» **Supplied entries**
------------------------------------------------------------
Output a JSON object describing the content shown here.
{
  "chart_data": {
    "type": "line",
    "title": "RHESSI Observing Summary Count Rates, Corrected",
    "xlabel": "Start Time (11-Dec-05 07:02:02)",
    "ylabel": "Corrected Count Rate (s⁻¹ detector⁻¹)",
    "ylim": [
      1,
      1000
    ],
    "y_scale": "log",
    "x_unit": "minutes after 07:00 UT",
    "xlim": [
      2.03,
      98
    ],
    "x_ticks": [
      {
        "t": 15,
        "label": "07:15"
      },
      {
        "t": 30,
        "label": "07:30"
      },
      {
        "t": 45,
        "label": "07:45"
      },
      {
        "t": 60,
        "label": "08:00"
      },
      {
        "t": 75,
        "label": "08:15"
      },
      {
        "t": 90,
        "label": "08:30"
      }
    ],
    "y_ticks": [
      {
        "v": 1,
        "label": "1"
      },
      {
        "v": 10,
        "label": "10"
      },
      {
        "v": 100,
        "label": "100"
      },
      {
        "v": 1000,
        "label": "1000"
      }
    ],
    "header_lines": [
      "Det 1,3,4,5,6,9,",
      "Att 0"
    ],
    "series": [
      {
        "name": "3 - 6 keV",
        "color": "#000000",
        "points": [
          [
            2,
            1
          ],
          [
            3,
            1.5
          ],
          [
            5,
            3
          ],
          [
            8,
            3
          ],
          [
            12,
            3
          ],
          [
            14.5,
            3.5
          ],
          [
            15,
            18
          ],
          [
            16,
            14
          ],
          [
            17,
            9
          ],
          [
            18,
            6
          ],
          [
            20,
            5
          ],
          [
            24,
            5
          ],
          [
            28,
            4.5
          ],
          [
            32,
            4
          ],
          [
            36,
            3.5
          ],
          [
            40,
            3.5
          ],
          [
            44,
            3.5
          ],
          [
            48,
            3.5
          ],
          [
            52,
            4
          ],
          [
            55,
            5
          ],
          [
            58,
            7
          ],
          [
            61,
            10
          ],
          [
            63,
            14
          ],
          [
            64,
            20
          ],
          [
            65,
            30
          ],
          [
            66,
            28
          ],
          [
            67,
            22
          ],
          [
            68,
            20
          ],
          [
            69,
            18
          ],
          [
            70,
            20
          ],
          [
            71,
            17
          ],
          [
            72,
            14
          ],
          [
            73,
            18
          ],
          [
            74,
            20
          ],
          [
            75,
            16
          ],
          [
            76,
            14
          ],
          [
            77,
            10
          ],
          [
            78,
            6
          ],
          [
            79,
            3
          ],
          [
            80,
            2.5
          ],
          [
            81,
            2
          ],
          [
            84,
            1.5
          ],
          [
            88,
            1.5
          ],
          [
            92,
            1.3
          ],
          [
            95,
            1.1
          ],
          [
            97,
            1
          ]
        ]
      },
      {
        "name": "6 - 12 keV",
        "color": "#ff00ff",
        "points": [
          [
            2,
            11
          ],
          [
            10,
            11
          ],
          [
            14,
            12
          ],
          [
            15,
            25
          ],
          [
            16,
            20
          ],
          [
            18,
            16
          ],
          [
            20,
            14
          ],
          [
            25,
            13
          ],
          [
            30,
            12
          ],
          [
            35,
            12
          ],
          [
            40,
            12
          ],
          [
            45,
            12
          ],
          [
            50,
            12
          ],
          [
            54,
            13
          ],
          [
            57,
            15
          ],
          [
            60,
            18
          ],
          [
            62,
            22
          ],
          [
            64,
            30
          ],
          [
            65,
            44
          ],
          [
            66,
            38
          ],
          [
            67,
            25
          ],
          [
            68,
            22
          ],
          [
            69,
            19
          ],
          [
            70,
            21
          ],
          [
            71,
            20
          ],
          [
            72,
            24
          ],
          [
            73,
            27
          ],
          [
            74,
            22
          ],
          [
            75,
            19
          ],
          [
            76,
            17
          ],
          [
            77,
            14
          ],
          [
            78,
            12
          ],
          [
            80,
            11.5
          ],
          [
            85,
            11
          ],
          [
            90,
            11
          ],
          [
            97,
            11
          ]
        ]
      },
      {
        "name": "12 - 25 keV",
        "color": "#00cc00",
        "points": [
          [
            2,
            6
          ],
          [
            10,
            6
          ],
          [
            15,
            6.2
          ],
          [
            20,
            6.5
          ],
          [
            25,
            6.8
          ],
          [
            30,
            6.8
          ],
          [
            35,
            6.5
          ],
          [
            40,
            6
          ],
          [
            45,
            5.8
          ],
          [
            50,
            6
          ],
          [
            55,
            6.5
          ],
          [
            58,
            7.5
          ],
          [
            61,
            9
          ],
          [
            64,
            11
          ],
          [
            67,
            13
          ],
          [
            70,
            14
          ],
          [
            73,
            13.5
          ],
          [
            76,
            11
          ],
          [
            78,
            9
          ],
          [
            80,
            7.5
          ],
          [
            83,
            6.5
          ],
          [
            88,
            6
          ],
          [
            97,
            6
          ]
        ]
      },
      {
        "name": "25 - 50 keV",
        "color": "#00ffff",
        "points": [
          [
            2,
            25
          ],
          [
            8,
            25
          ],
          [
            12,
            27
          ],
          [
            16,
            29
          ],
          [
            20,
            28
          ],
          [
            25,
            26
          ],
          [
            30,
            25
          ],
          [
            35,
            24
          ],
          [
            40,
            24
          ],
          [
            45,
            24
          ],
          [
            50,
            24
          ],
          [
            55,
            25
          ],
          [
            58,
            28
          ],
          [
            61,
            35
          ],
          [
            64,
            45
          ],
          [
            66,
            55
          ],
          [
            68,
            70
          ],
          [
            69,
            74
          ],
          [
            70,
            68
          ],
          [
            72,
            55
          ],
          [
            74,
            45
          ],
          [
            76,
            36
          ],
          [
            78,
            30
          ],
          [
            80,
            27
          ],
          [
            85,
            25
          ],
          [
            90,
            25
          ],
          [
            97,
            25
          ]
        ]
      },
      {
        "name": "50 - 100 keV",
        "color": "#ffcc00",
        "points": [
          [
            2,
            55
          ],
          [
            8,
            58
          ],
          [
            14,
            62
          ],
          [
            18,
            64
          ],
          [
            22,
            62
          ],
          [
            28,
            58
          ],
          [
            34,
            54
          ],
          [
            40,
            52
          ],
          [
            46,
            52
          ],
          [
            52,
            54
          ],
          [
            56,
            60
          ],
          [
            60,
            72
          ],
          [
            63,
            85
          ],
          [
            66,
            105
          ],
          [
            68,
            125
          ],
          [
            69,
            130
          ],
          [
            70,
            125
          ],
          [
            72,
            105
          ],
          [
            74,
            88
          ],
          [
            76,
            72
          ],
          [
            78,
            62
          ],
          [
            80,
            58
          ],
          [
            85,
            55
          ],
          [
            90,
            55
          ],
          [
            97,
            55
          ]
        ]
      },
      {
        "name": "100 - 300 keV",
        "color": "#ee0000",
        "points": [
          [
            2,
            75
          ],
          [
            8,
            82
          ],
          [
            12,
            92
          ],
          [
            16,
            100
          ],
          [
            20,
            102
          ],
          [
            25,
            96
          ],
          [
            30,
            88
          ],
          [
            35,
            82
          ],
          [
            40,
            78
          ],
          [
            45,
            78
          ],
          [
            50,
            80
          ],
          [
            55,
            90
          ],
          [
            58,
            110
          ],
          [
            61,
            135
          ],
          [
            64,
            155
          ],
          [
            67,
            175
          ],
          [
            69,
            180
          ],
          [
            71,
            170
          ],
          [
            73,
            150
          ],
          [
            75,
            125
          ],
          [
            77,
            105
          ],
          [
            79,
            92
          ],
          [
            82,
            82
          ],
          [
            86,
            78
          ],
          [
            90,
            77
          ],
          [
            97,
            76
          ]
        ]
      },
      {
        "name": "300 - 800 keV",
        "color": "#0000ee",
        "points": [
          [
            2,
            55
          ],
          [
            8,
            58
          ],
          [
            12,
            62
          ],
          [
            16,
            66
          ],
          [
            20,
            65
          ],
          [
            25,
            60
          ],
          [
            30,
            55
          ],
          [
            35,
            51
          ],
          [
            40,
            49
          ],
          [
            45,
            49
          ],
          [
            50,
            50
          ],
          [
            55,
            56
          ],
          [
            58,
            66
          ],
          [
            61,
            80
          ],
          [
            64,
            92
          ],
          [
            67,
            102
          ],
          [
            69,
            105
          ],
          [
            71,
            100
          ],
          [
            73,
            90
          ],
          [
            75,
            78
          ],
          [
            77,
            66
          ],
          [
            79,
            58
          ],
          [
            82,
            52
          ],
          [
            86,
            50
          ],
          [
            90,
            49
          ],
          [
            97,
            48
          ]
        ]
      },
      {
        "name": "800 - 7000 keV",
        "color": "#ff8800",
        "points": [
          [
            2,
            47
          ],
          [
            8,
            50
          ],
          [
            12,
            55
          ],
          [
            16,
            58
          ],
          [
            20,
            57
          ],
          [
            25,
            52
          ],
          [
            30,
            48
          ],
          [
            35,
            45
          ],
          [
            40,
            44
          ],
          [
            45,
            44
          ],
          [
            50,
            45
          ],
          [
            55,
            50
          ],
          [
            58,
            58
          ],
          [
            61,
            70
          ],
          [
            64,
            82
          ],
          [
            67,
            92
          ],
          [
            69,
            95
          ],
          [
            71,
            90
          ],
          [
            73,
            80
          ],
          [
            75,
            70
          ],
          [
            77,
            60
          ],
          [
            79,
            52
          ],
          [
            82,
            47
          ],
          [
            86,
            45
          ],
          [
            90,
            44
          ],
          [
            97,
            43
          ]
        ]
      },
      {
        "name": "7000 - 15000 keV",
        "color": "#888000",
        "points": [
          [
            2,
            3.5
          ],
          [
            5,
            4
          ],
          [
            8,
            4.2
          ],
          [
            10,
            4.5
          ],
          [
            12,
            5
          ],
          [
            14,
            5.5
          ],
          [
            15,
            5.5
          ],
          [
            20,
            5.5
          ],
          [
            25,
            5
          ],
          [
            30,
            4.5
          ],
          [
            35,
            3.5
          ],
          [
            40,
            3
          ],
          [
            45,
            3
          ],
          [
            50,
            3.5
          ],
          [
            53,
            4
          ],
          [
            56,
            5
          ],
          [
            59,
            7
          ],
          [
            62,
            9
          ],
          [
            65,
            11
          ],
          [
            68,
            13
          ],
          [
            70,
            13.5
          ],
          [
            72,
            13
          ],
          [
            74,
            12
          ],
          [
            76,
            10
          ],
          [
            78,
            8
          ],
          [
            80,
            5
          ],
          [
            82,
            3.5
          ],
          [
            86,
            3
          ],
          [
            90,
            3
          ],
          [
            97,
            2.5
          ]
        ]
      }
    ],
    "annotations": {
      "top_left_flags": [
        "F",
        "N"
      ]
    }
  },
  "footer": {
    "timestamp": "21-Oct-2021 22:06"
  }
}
------------------------------------------------------------
» **What is required**
Every line that holds the word "color" should be extracted.

» **Solution below**
        "color": "#000000",
        "color": "#ff00ff",
        "color": "#00cc00",
        "color": "#00ffff",
        "color": "#ffcc00",
        "color": "#ee0000",
        "color": "#0000ee",
        "color": "#ff8800",
        "color": "#888000",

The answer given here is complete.